【kafka学习之四】kafka集群性能测试

kafka集群的性能受限于JVM参数、服务器的硬件配置以及kafka的配置,因此需要对所要部署kafka的机器进行性能测试,根据测试结果,找出符合业务需求的最佳配置。

1、kafka broker jVM参数
kafka broker jVM 是由脚本kafka-server-start.sh中参数KAFKA_HEAP_OPTS来控制的,如果不设置,默认是1G
可以在首行添加KAFKA_HEAP_OPTS配置,注意如果要使用G1垃圾回收器,堆内存最小4G,jdk至少jdk7u51以上
举例:
export KAFKA_HEAP_OPTS="-Xmx4G -Xms4G -Xmn2G -XX:PermSize=64m -XX:MaxPermSize=128m -XX:SurvivorRatio=6 -XX:CMSInitiatingOccupancyFraction=70 -XX:+UseCMSInitiatingOccupancyOnly"

2、kafka集群性能测试工具 (基于kafka_2.11-0.11.0.0)
kafka自带的测试工具:针对生产者的kafka-producer-perf-test.sh和针对消费者的kafka-consumer-perf-test.sh
2.1 kafka-producer-perf-test.sh
参数说明:
--help 显示帮助
--topic  topic名称
--record-size       每条消息的字节数
--throughput        消息吞吐量,每秒钟发送的消息数
--producer-props    生产者相关的配置属性, 如bootstrap.servers,client.id等,这些配置优先于--producer.config
--producer.config 生产者配置文件,producer.properties
--print-metrics 在测试结束时打印出度量值。(默认值: false)
--num-records       总共需要发送的消息数量
--payload-file 要发送消息所在的文件名,文件里是要发送消息数据,与num-records两者至少选一个
--payload-delimiter payload-file中消息分隔符
--transactional-id 用于测试并发事务的性能 (默认值:performance-producer-default-transactional-id)
--transaction-duration-ms 事务最大值,当超过这个时间 就会提交事务 (默认值: 0)

举例:
./bin/kafka-producer-perf-test.sh --topic test-pati3-rep2 --throughput 500000 --num-records 1500000 --record-size 1000 --producer.config config/producer.properties --producer-props bootstrap.servers=10.1.8.16:9092,10.1.8.15:9092,10.1.8.14:9092 acks=1

测试维度:可以调整JVM、分区数、副本数、throughput--吞吐量、record-size--消息大小、acks--副本响应模式、compression-codec--压缩方式

[cluster@PCS101 bin]$ ./kafka-producer-perf-test.sh --topic REC-CBBO-MSG-TOPIC --throughput 50000 --num-records 150000 --record-size 102400 --producer-props bootstrap.servers=134.32.123.101:9092,134.32.123.102:9092,134.32.123.103:9092 acks=all --print-metrics
12786 records sent, 2556.7 records/sec (249.68 MB/sec), 122.1 ms avg latency, 231.0 max latency.
14827 records sent, 2965.4 records/sec (289.59 MB/sec), 109.4 ms avg latency, 291.0 max latency.
14587 records sent, 2917.4 records/sec (284.90 MB/sec), 111.6 ms avg latency, 374.0 max latency.
14292 records sent, 2858.4 records/sec (279.14 MB/sec), 114.8 ms avg latency, 389.0 max latency.
14557 records sent, 2910.8 records/sec (284.26 MB/sec), 112.3 ms avg latency, 354.0 max latency.
14524 records sent, 2904.2 records/sec (283.62 MB/sec), 113.1 ms avg latency, 362.0 max latency.

• [练习任务]
**1)** 根据上面的 Kafka 性能测试文章回答：
(a) 不设置 KAFKA_HEAP_OPTS 时，kafka broker 的 JVM 堆内存默认是多少？
(b) 要使用 G1 垃圾回收器，堆内存最小应为多少？
(c) 参数 --throughput 表示什么？
**2)** 把上面的 Kafka 性能测试文章中从“测试维度:可以调整JVM、分”到“291.0 max latency.”的内容一字不差地重新打出来。

已存数据条目:
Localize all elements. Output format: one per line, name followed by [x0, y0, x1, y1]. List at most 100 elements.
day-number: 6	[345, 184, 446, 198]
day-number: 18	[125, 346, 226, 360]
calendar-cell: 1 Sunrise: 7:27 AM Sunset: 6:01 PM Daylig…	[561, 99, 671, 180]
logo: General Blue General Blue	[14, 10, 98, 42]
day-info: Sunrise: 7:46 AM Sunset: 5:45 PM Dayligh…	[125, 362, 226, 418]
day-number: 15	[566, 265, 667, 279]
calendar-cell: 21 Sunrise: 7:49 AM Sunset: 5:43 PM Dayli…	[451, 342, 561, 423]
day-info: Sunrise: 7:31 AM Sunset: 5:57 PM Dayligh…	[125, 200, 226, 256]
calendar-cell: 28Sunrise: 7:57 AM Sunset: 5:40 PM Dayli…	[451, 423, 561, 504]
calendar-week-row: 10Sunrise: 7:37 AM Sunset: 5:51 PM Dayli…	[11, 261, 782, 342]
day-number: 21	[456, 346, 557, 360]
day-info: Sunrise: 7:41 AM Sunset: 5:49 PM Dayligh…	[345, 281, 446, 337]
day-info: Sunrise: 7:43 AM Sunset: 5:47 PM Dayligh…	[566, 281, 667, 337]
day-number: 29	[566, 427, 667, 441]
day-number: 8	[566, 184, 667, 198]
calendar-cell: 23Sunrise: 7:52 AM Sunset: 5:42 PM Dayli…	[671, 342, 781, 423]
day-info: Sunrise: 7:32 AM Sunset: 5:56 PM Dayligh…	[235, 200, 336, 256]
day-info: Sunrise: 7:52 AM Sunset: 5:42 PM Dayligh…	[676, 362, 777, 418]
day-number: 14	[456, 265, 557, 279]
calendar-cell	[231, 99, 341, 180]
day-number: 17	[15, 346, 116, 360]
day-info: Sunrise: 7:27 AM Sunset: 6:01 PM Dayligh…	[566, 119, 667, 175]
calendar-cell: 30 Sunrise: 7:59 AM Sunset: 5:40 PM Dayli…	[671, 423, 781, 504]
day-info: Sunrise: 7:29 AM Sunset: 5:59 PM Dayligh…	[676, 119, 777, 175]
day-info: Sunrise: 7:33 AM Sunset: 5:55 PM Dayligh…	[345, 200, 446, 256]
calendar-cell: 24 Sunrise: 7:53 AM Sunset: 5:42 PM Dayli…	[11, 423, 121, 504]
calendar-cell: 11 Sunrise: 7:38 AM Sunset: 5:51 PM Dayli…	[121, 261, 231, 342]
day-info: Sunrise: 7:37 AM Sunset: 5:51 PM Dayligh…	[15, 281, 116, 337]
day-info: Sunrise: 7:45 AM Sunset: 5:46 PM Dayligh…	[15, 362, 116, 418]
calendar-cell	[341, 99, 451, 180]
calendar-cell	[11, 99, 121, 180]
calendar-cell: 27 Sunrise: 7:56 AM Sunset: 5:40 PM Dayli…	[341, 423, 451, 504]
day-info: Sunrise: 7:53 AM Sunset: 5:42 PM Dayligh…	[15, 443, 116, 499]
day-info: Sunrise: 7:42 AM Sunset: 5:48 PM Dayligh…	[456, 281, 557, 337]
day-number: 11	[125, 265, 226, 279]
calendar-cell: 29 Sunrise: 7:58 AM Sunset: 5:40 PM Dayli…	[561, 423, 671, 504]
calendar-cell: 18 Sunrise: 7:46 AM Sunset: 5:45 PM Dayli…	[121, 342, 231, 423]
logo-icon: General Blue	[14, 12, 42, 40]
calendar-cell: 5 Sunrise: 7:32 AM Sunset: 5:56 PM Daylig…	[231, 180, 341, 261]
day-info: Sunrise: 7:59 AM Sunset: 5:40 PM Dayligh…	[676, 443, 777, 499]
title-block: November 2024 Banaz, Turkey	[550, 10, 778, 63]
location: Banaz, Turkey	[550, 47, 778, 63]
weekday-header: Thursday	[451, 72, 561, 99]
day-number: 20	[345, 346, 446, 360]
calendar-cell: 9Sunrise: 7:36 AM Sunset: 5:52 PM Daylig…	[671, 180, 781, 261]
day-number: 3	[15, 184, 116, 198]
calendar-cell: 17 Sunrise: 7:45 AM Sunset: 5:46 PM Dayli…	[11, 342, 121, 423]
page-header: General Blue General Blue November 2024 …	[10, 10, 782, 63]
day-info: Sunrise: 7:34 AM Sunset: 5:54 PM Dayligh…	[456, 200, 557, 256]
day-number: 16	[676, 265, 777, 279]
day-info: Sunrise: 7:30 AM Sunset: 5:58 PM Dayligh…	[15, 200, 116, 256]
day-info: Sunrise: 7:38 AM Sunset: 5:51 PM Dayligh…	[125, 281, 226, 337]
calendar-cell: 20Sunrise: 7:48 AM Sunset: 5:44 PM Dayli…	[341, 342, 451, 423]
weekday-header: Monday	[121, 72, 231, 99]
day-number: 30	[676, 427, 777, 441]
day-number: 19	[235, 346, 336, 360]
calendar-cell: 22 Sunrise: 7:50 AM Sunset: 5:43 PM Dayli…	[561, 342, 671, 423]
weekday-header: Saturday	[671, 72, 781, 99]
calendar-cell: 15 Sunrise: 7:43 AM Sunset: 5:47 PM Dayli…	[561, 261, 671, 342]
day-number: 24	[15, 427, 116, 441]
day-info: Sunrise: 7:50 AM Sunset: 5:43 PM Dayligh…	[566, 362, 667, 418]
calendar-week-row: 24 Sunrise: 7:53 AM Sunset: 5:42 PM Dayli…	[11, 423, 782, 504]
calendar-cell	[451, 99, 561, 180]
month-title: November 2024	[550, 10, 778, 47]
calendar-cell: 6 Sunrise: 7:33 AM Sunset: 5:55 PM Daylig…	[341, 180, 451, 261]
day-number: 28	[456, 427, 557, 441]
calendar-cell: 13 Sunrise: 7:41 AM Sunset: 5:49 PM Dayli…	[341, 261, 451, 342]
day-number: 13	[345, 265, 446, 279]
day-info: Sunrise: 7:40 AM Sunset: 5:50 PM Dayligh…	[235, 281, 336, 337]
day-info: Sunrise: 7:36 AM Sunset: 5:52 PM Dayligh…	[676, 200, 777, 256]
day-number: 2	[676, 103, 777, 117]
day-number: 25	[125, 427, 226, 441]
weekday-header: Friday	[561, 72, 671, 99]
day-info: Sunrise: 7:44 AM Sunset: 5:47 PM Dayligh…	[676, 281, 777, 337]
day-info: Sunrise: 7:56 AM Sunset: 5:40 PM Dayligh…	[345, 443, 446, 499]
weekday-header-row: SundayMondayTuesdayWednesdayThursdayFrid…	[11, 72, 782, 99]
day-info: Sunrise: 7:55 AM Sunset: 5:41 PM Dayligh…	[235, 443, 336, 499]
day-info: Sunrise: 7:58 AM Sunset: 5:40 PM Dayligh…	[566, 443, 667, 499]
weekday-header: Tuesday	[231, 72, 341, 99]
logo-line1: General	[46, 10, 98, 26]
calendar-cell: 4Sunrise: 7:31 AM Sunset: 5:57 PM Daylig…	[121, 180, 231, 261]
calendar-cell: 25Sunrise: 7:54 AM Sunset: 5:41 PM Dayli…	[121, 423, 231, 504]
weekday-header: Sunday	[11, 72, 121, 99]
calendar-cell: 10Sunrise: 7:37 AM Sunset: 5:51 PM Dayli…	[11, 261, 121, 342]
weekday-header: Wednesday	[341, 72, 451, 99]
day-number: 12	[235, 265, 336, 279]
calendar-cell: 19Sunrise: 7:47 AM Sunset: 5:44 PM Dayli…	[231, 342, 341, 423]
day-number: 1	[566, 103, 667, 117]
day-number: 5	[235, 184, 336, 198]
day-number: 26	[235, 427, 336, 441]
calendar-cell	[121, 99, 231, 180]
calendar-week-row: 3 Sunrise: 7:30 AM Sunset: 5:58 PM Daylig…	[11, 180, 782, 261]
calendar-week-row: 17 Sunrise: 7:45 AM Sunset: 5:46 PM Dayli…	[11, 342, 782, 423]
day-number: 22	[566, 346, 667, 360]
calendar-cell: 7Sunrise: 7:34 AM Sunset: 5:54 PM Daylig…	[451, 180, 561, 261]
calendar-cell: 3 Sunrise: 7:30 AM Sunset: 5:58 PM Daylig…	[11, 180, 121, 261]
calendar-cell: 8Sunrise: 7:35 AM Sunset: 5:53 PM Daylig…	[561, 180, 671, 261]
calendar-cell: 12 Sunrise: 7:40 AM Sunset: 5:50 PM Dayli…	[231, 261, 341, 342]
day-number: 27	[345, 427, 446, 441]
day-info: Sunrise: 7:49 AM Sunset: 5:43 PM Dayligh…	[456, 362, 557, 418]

• [任务答案]
**1)**
(a) 默认是 1G。
(b) 堆内存最小 4G。
(c) 表示消息吞吐量，即每秒钟发送的消息数。

**2)**
测试维度:可以调整JVM、分区数、副本数、throughput--吞吐量、record-size--消息大小、acks--副本响应模式、compression-codec--压缩方式

[cluster@PCS101 bin]$ ./kafka-producer-perf-test.sh --topic REC-CBBO-MSG-TOPIC --throughput 50000 --num-records 150000 --record-size 102400 --producer-props bootstrap.servers=134.32.123.101:9092,134.32.123.102:9092,134.32.123.103:9092 acks=all --print-metrics
12786 records sent, 2556.7 records/sec (249.68 MB/sec), 122.1 ms avg latency, 231.0 max latency.
14827 records sent, 2965.4 records/sec (289.59 MB/sec), 109.4 ms avg latency, 291.0 max latency.